(Stored data entries)
◆ ◆ ◆

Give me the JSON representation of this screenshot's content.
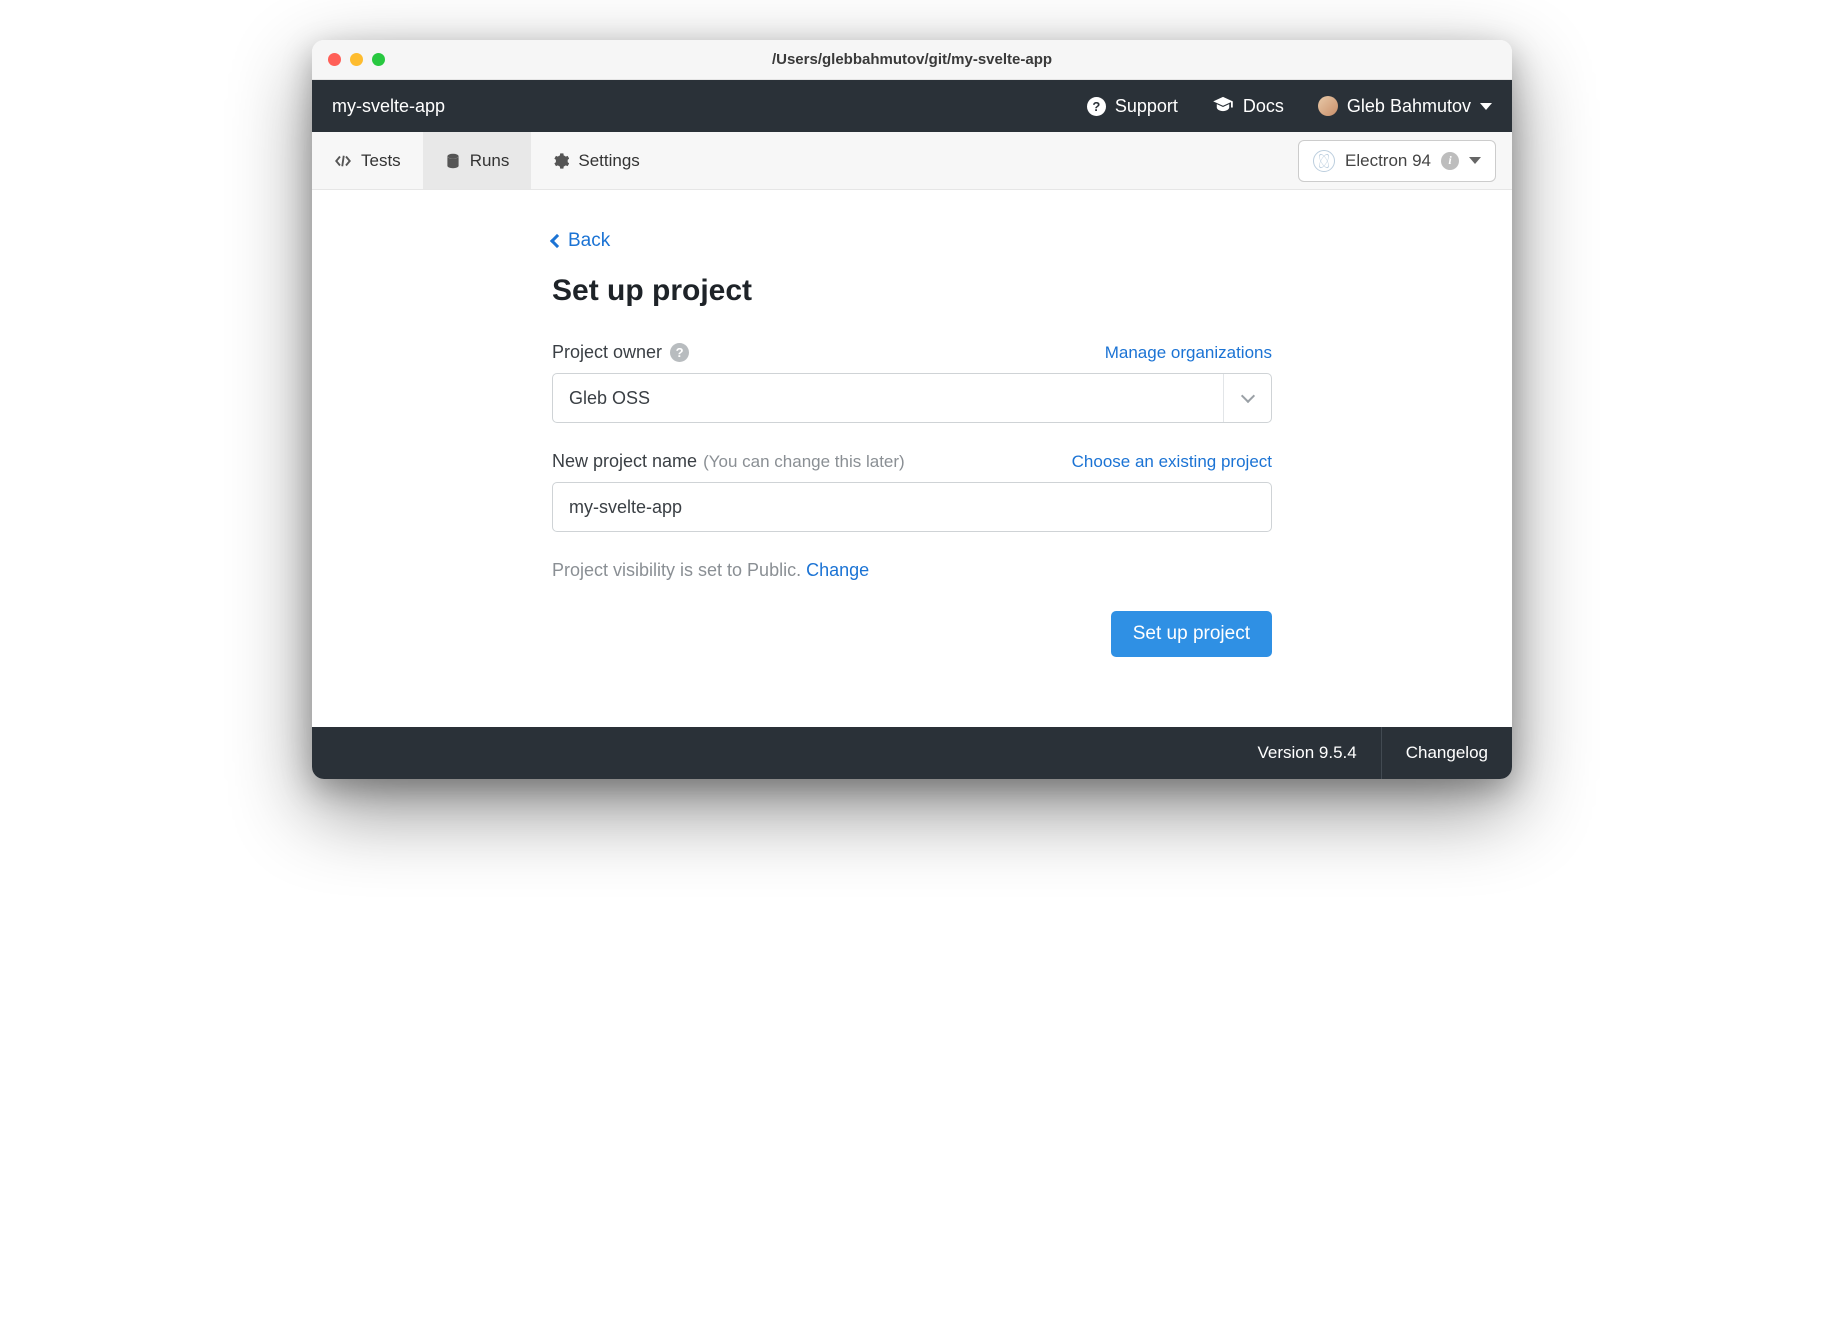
{
  "window": {
    "title": "/Users/glebbahmutov/git/my-svelte-app"
  },
  "topbar": {
    "app_name": "my-svelte-app",
    "support_label": "Support",
    "docs_label": "Docs",
    "user_name": "Gleb Bahmutov"
  },
  "tabs": {
    "tests": "Tests",
    "runs": "Runs",
    "settings": "Settings",
    "active": "runs"
  },
  "browser": {
    "label": "Electron 94"
  },
  "back": {
    "label": "Back"
  },
  "page": {
    "title": "Set up project"
  },
  "owner": {
    "label": "Project owner",
    "manage_link": "Manage organizations",
    "value": "Gleb OSS"
  },
  "project_name": {
    "label": "New project name",
    "hint": "(You can change this later)",
    "choose_link": "Choose an existing project",
    "value": "my-svelte-app"
  },
  "visibility": {
    "text": "Project visibility is set to Public. ",
    "change": "Change"
  },
  "submit": {
    "label": "Set up project"
  },
  "footer": {
    "version": "Version 9.5.4",
    "changelog": "Changelog"
  }
}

◆ ◆ ◆

• **What the exercise asks**
Give an exact copy of the material, leaving out every picture.

• **Worked solution**
Give me the JSON representation of this screenshot's content.
{
  "window": {
    "title": "/Users/glebbahmutov/git/my-svelte-app"
  },
  "topbar": {
    "app_name": "my-svelte-app",
    "support_label": "Support",
    "docs_label": "Docs",
    "user_name": "Gleb Bahmutov"
  },
  "tabs": {
    "tests": "Tests",
    "runs": "Runs",
    "settings": "Settings",
    "active": "runs"
  },
  "browser": {
    "label": "Electron 94"
  },
  "back": {
    "label": "Back"
  },
  "page": {
    "title": "Set up project"
  },
  "owner": {
    "label": "Project owner",
    "manage_link": "Manage organizations",
    "value": "Gleb OSS"
  },
  "project_name": {
    "label": "New project name",
    "hint": "(You can change this later)",
    "choose_link": "Choose an existing project",
    "value": "my-svelte-app"
  },
  "visibility": {
    "text": "Project visibility is set to Public. ",
    "change": "Change"
  },
  "submit": {
    "label": "Set up project"
  },
  "footer": {
    "version": "Version 9.5.4",
    "changelog": "Changelog"
  }
}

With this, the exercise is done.